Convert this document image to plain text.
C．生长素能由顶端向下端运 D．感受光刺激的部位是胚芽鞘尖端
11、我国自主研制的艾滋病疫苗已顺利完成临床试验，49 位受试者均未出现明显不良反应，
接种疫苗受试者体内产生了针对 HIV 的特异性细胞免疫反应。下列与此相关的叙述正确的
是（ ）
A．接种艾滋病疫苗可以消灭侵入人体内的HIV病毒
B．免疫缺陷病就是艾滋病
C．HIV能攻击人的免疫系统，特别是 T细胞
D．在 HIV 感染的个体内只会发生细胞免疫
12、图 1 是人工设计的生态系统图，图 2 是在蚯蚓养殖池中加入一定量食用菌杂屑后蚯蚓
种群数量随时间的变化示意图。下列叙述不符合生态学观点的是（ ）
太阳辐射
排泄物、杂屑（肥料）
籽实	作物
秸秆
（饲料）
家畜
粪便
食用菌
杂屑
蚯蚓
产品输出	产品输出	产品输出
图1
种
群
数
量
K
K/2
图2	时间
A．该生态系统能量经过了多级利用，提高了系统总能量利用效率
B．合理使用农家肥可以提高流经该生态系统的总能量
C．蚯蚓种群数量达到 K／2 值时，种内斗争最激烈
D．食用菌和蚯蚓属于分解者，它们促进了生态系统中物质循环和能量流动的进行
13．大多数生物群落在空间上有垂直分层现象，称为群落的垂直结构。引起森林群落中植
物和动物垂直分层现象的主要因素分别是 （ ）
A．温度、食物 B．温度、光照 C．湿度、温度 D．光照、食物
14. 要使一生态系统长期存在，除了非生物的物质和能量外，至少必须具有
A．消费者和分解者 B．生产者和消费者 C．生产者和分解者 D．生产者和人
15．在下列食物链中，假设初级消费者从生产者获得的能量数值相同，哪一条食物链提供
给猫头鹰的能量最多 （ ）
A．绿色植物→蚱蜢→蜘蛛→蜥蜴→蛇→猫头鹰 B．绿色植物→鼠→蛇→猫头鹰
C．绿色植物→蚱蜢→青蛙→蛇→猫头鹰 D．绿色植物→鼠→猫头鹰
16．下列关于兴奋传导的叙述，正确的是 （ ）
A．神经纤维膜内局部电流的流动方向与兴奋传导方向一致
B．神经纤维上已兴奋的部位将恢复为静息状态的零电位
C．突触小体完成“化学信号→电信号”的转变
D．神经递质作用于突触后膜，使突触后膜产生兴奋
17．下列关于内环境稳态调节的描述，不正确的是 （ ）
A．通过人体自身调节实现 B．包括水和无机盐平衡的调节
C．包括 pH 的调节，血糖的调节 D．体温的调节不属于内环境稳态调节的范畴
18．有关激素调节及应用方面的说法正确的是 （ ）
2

========================================================================

Reproduce each record exactly, leaving nothing out.

Task solution:
Convert this document image to plain text.
C．生长素能由顶端向下端运 D．感受光刺激的部位是胚芽鞘尖端
11、我国自主研制的艾滋病疫苗已顺利完成临床试验，49 位受试者均未出现明显不良反应，
接种疫苗受试者体内产生了针对 HIV 的特异性细胞免疫反应。下列与此相关的叙述正确的
是（ ）
A．接种艾滋病疫苗可以消灭侵入人体内的HIV病毒
B．免疫缺陷病就是艾滋病
C．HIV能攻击人的免疫系统，特别是 T细胞
D．在 HIV 感染的个体内只会发生细胞免疫
12、图 1 是人工设计的生态系统图，图 2 是在蚯蚓养殖池中加入一定量食用菌杂屑后蚯蚓
种群数量随时间的变化示意图。下列叙述不符合生态学观点的是（ ）
太阳辐射
排泄物、杂屑（肥料）
籽实	作物
秸秆
（饲料）
家畜
粪便
食用菌
杂屑
蚯蚓
产品输出	产品输出	产品输出
图1
种
群
数
量
K
K/2
图2	时间
A．该生态系统能量经过了多级利用，提高了系统总能量利用效率
B．合理使用农家肥可以提高流经该生态系统的总能量
C．蚯蚓种群数量达到 K／2 值时，种内斗争最激烈
D．食用菌和蚯蚓属于分解者，它们促进了生态系统中物质循环和能量流动的进行
13．大多数生物群落在空间上有垂直分层现象，称为群落的垂直结构。引起森林群落中植
物和动物垂直分层现象的主要因素分别是 （ ）
A．温度、食物 B．温度、光照 C．湿度、温度 D．光照、食物
14. 要使一生态系统长期存在，除了非生物的物质和能量外，至少必须具有
A．消费者和分解者 B．生产者和消费者 C．生产者和分解者 D．生产者和人
15．在下列食物链中，假设初级消费者从生产者获得的能量数值相同，哪一条食物链提供
给猫头鹰的能量最多 （ ）
A．绿色植物→蚱蜢→蜘蛛→蜥蜴→蛇→猫头鹰 B．绿色植物→鼠→蛇→猫头鹰
C．绿色植物→蚱蜢→青蛙→蛇→猫头鹰 D．绿色植物→鼠→猫头鹰
16．下列关于兴奋传导的叙述，正确的是 （ ）
A．神经纤维膜内局部电流的流动方向与兴奋传导方向一致
B．神经纤维上已兴奋的部位将恢复为静息状态的零电位
C．突触小体完成“化学信号→电信号”的转变
D．神经递质作用于突触后膜，使突触后膜产生兴奋
17．下列关于内环境稳态调节的描述，不正确的是 （ ）
A．通过人体自身调节实现 B．包括水和无机盐平衡的调节
C．包括 pH 的调节，血糖的调节 D．体温的调节不属于内环境稳态调节的范畴
18．有关激素调节及应用方面的说法正确的是 （ ）
2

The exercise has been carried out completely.